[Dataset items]
* start *

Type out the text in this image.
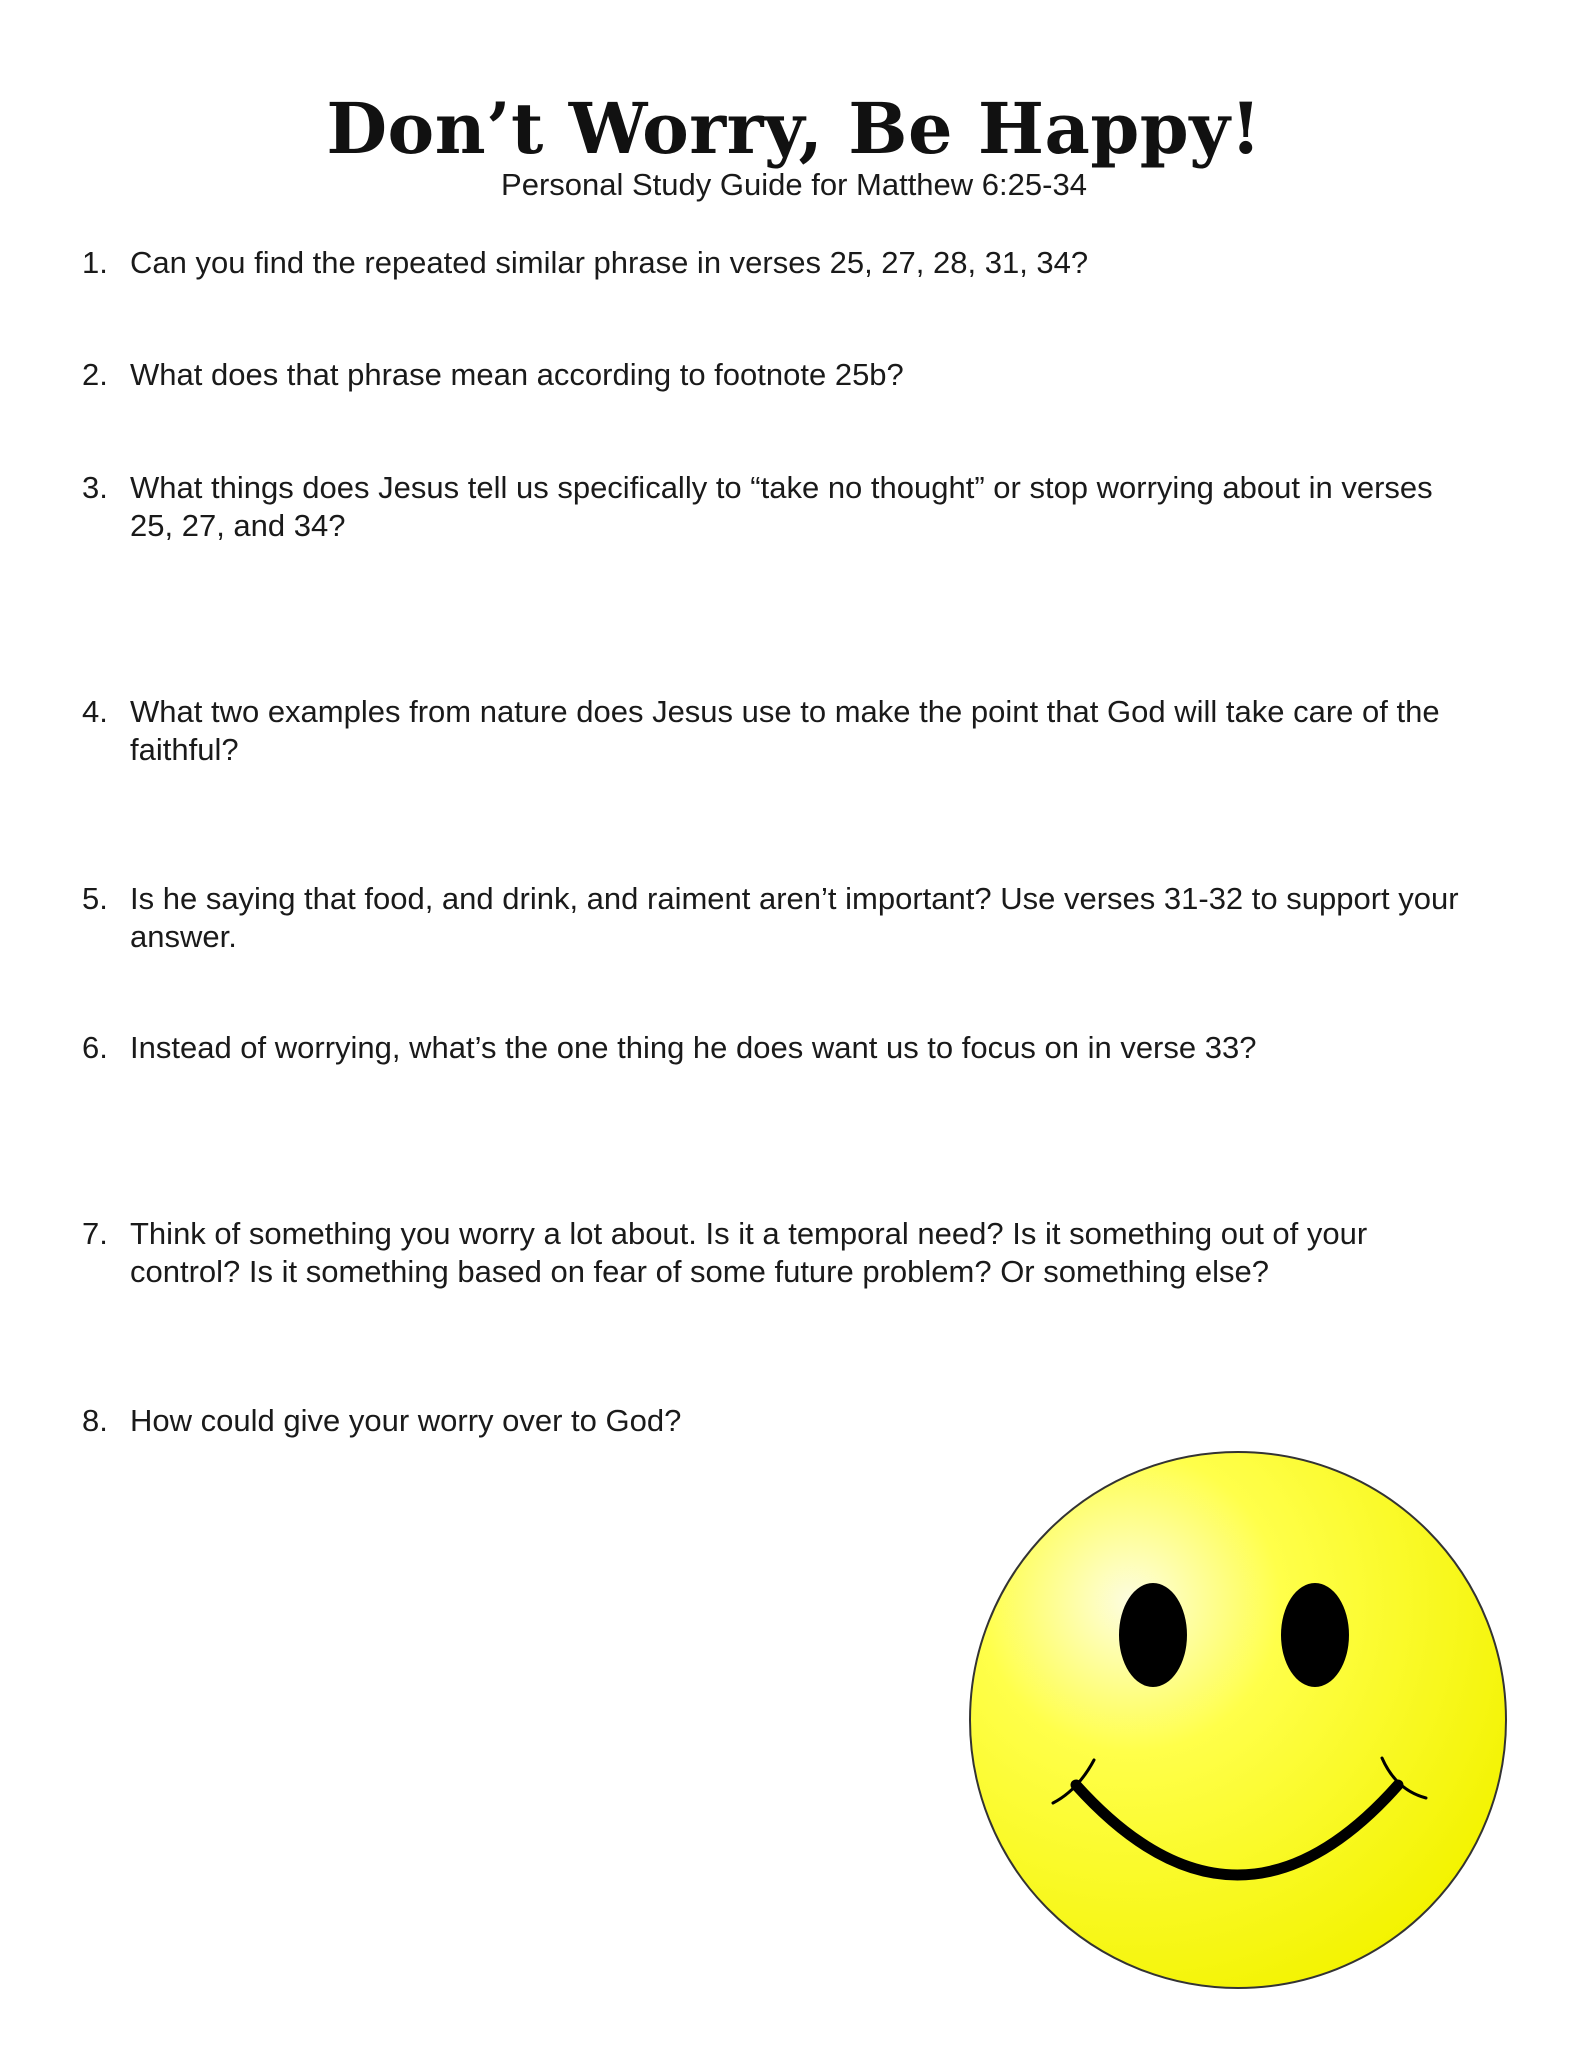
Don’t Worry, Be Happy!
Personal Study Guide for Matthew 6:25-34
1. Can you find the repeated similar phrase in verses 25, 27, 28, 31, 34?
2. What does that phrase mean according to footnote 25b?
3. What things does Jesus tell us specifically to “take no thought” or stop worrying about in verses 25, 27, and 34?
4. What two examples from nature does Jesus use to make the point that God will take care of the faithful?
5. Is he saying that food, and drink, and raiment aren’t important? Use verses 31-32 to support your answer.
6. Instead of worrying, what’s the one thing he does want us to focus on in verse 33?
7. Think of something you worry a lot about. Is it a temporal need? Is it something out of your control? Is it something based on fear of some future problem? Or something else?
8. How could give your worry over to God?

* end *
* start *

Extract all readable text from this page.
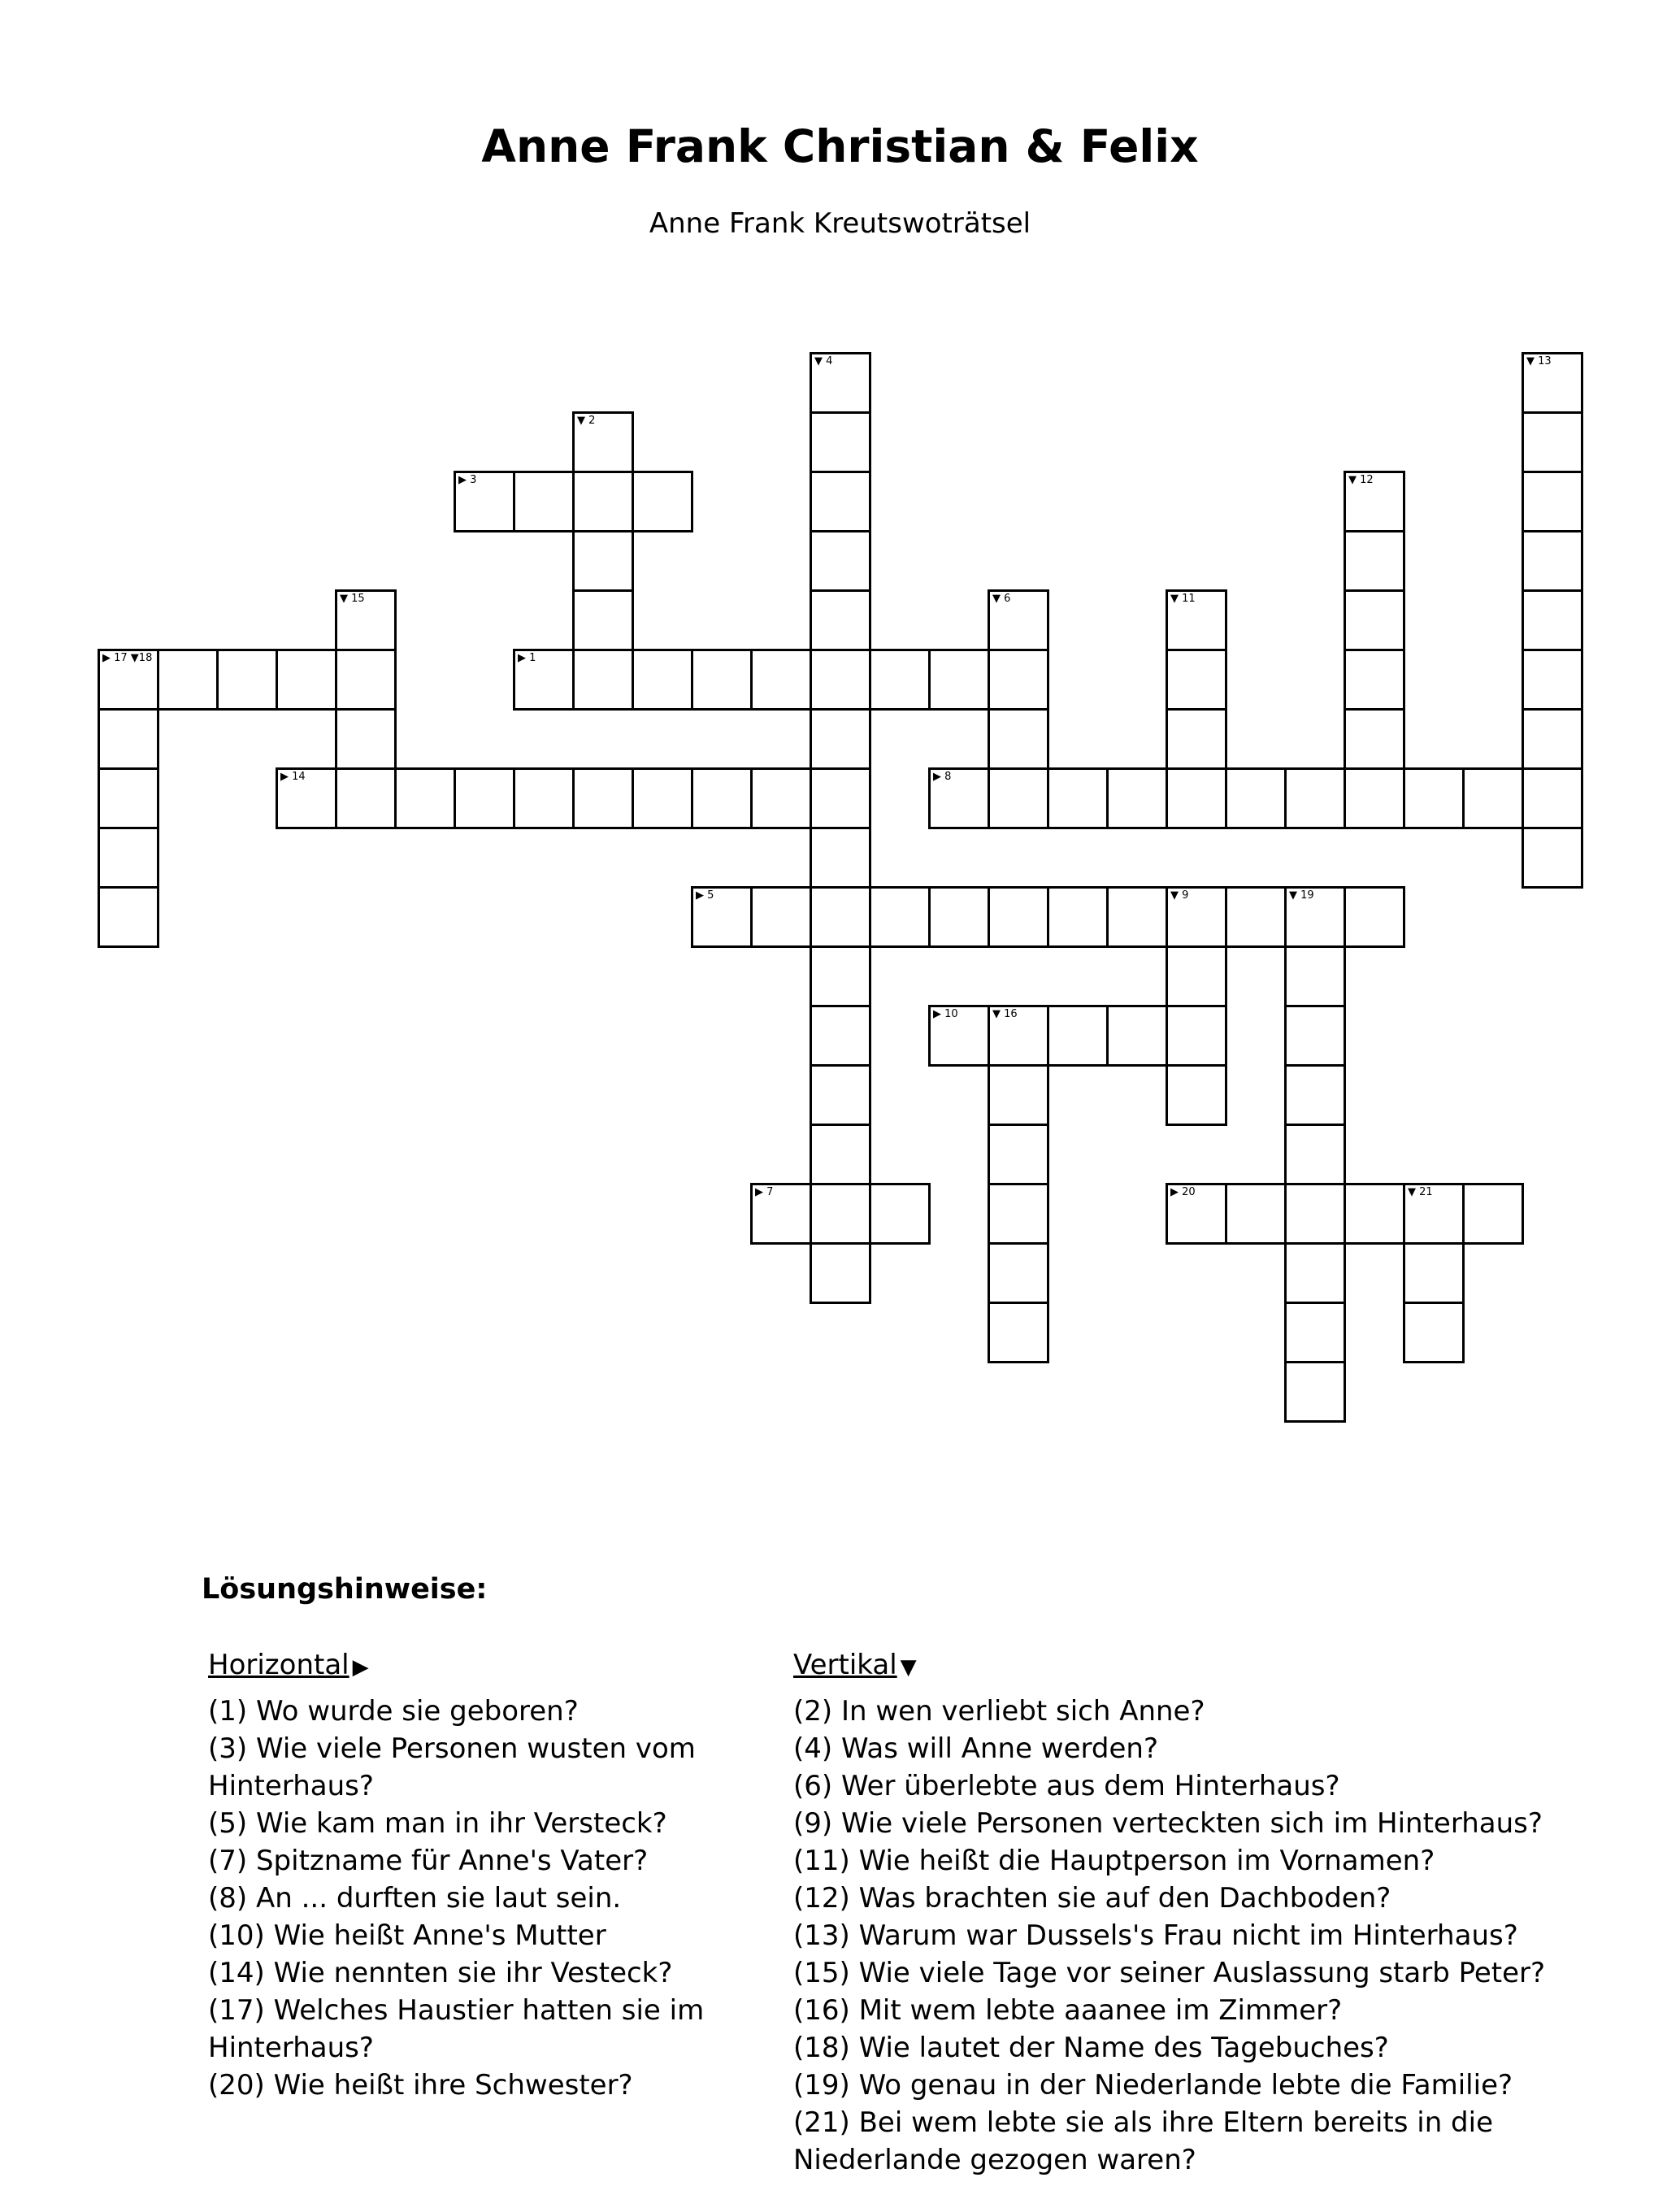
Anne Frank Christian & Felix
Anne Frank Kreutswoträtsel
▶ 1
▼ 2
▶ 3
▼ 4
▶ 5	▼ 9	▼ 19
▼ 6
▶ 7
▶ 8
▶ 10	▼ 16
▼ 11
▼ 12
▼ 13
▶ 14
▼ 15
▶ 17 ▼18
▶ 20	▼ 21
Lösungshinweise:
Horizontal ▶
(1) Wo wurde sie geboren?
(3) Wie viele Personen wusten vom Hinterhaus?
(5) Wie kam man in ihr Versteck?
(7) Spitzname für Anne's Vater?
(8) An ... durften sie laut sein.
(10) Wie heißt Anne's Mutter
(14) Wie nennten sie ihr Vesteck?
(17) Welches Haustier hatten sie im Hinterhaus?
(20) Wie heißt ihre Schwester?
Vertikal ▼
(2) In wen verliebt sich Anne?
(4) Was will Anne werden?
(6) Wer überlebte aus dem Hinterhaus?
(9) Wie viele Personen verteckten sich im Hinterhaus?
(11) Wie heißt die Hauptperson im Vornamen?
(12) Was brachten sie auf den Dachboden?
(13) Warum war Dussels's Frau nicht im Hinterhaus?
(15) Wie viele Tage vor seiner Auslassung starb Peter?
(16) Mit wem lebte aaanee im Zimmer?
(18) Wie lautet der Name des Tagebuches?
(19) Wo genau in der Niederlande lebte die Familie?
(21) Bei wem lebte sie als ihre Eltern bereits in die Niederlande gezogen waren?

* end *

GOAL → Give only a number: how many lines of the data hold the string "will"?

WRITTEN RESPONSE → 2